───── ITEMS ─────
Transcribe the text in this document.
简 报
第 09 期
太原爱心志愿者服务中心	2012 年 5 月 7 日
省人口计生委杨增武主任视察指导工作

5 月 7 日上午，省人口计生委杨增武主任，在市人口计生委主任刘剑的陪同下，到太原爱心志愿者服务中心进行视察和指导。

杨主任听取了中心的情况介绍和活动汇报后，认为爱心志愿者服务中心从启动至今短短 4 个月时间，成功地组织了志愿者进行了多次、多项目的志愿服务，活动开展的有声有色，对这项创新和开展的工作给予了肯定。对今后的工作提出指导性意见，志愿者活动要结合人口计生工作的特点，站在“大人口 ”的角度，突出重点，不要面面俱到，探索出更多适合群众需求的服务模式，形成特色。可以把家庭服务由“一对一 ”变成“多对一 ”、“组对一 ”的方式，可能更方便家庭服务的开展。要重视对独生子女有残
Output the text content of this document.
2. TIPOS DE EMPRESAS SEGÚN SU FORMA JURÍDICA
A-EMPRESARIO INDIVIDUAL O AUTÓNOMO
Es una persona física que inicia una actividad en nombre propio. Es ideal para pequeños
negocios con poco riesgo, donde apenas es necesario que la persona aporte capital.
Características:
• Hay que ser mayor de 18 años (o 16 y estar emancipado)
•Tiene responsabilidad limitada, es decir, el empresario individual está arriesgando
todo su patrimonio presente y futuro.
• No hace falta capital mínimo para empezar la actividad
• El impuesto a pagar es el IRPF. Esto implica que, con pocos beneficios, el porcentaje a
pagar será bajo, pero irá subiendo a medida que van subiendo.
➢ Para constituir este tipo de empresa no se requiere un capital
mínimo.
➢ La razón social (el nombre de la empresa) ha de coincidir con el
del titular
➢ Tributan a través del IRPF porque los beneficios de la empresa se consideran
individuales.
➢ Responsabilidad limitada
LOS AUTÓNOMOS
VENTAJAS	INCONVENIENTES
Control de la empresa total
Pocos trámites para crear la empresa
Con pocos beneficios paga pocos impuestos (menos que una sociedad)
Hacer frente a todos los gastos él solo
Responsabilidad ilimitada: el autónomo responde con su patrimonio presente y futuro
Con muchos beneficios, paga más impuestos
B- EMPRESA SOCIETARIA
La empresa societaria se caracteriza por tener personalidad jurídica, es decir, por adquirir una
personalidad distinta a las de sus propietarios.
─────
§ **REQUIRED TASK**
Copy each line from the records above that includes the string "mínimo".

§ **SOLUTION TO THIS PROBLEM**
• No hace falta capital mínimo para empezar la actividad
mínimo.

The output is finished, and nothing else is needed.